:: Provided records

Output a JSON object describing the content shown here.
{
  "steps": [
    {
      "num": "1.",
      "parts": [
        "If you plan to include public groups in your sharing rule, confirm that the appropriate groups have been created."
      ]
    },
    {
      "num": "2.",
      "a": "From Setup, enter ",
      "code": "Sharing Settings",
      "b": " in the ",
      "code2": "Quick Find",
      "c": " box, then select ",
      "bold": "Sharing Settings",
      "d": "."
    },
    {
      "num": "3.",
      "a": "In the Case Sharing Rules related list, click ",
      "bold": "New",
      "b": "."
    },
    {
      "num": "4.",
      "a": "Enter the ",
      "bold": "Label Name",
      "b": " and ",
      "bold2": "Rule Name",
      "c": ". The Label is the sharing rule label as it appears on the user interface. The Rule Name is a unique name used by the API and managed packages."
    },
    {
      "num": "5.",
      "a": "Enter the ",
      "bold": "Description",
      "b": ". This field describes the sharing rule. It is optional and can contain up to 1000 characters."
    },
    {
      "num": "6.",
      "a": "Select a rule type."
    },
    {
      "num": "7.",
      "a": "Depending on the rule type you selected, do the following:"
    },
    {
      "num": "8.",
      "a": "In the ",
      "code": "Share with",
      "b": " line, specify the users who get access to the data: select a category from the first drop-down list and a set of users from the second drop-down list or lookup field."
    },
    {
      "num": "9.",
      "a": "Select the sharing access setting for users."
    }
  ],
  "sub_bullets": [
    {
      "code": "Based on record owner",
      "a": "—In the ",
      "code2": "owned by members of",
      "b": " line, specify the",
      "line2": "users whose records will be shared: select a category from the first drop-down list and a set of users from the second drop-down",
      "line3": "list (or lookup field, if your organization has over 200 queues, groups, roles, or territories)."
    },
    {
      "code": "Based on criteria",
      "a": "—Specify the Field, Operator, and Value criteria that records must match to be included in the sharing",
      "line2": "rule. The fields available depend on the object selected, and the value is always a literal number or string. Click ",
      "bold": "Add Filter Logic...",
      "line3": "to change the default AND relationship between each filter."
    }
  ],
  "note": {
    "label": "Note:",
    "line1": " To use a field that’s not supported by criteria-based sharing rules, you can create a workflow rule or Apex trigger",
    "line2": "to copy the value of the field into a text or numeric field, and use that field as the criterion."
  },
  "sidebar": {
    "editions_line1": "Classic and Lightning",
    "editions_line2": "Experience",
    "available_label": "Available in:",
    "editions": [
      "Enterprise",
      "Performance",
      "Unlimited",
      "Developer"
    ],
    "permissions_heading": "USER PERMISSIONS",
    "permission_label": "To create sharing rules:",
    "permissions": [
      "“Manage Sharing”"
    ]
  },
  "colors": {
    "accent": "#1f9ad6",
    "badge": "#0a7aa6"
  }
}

::::

> Task to complete: Transcribe all entries exactly as they are given.

> Complete answer:
Output a JSON object describing the content shown here.
{
  "steps": [
    {
      "num": "1.",
      "parts": [
        "If you plan to include public groups in your sharing rule, confirm that the appropriate groups have been created."
      ]
    },
    {
      "num": "2.",
      "a": "From Setup, enter ",
      "code": "Sharing Settings",
      "b": " in the ",
      "code2": "Quick Find",
      "c": " box, then select ",
      "bold": "Sharing Settings",
      "d": "."
    },
    {
      "num": "3.",
      "a": "In the Case Sharing Rules related list, click ",
      "bold": "New",
      "b": "."
    },
    {
      "num": "4.",
      "a": "Enter the ",
      "bold": "Label Name",
      "b": " and ",
      "bold2": "Rule Name",
      "c": ". The Label is the sharing rule label as it appears on the user interface. The Rule Name is a unique name used by the API and managed packages."
    },
    {
      "num": "5.",
      "a": "Enter the ",
      "bold": "Description",
      "b": ". This field describes the sharing rule. It is optional and can contain up to 1000 characters."
    },
    {
      "num": "6.",
      "a": "Select a rule type."
    },
    {
      "num": "7.",
      "a": "Depending on the rule type you selected, do the following:"
    },
    {
      "num": "8.",
      "a": "In the ",
      "code": "Share with",
      "b": " line, specify the users who get access to the data: select a category from the first drop-down list and a set of users from the second drop-down list or lookup field."
    },
    {
      "num": "9.",
      "a": "Select the sharing access setting for users."
    }
  ],
  "sub_bullets": [
    {
      "code": "Based on record owner",
      "a": "—In the ",
      "code2": "owned by members of",
      "b": " line, specify the",
      "line2": "users whose records will be shared: select a category from the first drop-down list and a set of users from the second drop-down",
      "line3": "list (or lookup field, if your organization has over 200 queues, groups, roles, or territories)."
    },
    {
      "code": "Based on criteria",
      "a": "—Specify the Field, Operator, and Value criteria that records must match to be included in the sharing",
      "line2": "rule. The fields available depend on the object selected, and the value is always a literal number or string. Click ",
      "bold": "Add Filter Logic...",
      "line3": "to change the default AND relationship between each filter."
    }
  ],
  "note": {
    "label": "Note:",
    "line1": " To use a field that’s not supported by criteria-based sharing rules, you can create a workflow rule or Apex trigger",
    "line2": "to copy the value of the field into a text or numeric field, and use that field as the criterion."
  },
  "sidebar": {
    "editions_line1": "Classic and Lightning",
    "editions_line2": "Experience",
    "available_label": "Available in:",
    "editions": [
      "Enterprise",
      "Performance",
      "Unlimited",
      "Developer"
    ],
    "permissions_heading": "USER PERMISSIONS",
    "permission_label": "To create sharing rules:",
    "permissions": [
      "“Manage Sharing”"
    ]
  },
  "colors": {
    "accent": "#1f9ad6",
    "badge": "#0a7aa6"
  }
}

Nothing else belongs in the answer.